• _Подборка_:
⟨

Подборка цитат была составлена венгерским профессором И. Харгиттаи в 1998 году с одобрения самого Эрвина Чаргаффа. В квадратных скобках даны номера страниц книги в оригинальном издании.
Степень доктора философии (Ph. D.) — это по сути дела лицензия на право приступить к дисквалификации [2].
Химикам не нужно беспокоиться по поводу социологии молекул [5].
Клетка — это больше, чем химическая трущоба [5].
Наука удивительно подготовлена к ответу на вопрос «как?», но она оказывается в замешательстве, когда ее спрашивают «почему?» [8].
За редкими исключениями не люди делают науку, а наука делает людей [12].
Во всяком научном исследовании путь значит больше, чем цель [17].
Всякий первопроходец в то же время (ео ipso) и аутсайдер [18].
В естественных науках непризнанные гении остаются неизвестными навсегда; у них нет потомства [19].
Мы можем объяснить все, но понимаем только очень немногое [21].
В науке не так важно, кто сказал первое слово, важно, кто сказал последнее [24].
Для ученого природа подобна зеркалу, которое разбивается каждые тридцать лет. А кому нужны осколки прошедших времен? [24].
Естествознание яростно пишет вторые тома, при том, что не существует ни первых, ни последних томов [26].
В итоге мы знаем почти все почти ни о чем [26].
Человечество обладает чудовищной способностью игнорировать непонятное [31].
Мы очеловечиваем вещи и превращаем в вещи людей [31].
Каждое великое научно-техническое достижение необратимо уменьшает соприкосновение человечества с реальной действительностью [33].
Академики обычно живут своего рода полупаразитической жизнью [41].
Характер вопросов, которые мы задаем, зависит от характера ответов, которые мы хотим получить [43].
В аду все работают на дьявола [51].
Наука — это средство изучать, а не познавать действительность [52].
Наука, как и другие профессии, не выносит, когда те, кто ею занимаются, не способны узнать хотя бы чуть больше того минимума, который необходим, чтобы функционировать правильно [53].

⟩

• _Задания_:
a) Переведите на английский язык предложение из подборки: «Мы можем объяснить все, но понимаем только очень немногое».
b) Продолжите подборку цитат Чаргаффа после последней приведенной цитаты.
Листинг к этой работе никак не относится.

• _Данные_:

⟨

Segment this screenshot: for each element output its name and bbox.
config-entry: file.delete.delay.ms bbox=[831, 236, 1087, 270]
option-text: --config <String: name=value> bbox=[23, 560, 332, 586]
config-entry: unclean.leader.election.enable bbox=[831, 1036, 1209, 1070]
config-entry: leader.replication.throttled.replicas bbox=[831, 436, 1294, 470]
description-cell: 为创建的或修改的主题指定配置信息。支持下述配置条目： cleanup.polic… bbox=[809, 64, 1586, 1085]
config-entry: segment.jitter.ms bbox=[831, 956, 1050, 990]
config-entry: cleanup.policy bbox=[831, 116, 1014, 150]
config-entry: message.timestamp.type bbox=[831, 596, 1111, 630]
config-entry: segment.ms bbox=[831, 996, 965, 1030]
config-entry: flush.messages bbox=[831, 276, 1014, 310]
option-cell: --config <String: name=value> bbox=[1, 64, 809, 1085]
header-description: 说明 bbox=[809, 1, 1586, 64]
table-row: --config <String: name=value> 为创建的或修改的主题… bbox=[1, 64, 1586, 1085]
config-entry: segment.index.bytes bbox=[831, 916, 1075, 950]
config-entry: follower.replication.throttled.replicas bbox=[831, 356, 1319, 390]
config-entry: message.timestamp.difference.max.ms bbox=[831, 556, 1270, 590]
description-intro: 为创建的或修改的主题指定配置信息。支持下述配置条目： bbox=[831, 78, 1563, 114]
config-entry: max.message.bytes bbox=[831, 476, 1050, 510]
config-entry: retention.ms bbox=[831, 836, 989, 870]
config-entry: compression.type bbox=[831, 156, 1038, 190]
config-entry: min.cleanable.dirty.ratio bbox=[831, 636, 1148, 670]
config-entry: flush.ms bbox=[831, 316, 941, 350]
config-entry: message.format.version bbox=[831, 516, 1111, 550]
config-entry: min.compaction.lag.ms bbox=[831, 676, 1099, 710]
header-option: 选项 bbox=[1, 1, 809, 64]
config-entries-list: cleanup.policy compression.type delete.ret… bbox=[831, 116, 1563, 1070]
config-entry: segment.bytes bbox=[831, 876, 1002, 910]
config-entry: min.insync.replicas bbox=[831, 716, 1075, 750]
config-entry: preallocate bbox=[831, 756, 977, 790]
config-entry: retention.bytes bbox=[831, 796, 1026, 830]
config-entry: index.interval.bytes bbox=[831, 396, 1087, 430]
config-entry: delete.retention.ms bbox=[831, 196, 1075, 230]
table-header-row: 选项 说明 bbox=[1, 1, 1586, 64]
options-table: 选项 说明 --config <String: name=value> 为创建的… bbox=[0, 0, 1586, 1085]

⟩

• _Ответы_:
a) We can explain everything, but we understand only very little.

b)
Крайняя неприязнь и в связи с этим равнодушие к химии, которое я часто встречал у «молекулярных биологов», поистине озадачивает [57].
В гнилом обществе даже святые попахивают гнильцой [58].
Путь играет большую роль, чем предназначение [60].
Именно по причине интеллектуальной слабости наше время — это время чрезвычайно сильных утверждений [61].
На свете нет ничего, что не покажется смешным, если рассматривать его слишком долго, особенно, если вы об этом ничего не знаете [65].
Приобретать знания могут только те, кто их не использует [66-67].
ДНК может точно предопределить форму и устройство биологического «фортепьяно», но не музыку, которую оно будет играть [72].
В мире мало вещей, которые причиняют биохимику столько же неудобств, как феномен жизни [73].
В биологии Гегель еще не появился [73].
Главный труд ученого еще никогда не был продолжен после его смерти [74].
Никогда не спорь с экспериментом [81].
Полемики редакторы боятся еще больше, чем оригинальности [82].
Научные моды длятся дольше, чем женские, но уступают в этом мужским модам [85].
В науке Оскары не создают тенденции, а следуют им [86].
Классик в науке — это человек, на которого уже можно не ссылаться. Для карманника человек с обширными карманами — это классик [99].
Практикующий ученый должен знать гораздо больше, чем он может знать. Для искусства незнание — это не беда: Ренуар не должен был увидеть всех обнаженных, нарисованных до него [149].
Жизнь и все ее функции стали спортивным зрелищем [151].
Наука стала глазом без головы в безнадежных попытках заполнить дыры зазорами [151].
Хороший учитель может воспитать только инакомыслящих учеников [7].
Язык расставляет людей по своим местам. Это наиболее правдивое отражение возвышения и падения [19].
Учитель — это тот, кто может помочь вам найти самого себя [45].
Надеются, что путь, которым мы идем, приведет нас к пониманию, но он ведет нас лишь к объяснению [56].
Часто логичность «законов природы» — это только отражение логичности метода, использованного для их формулировки [57].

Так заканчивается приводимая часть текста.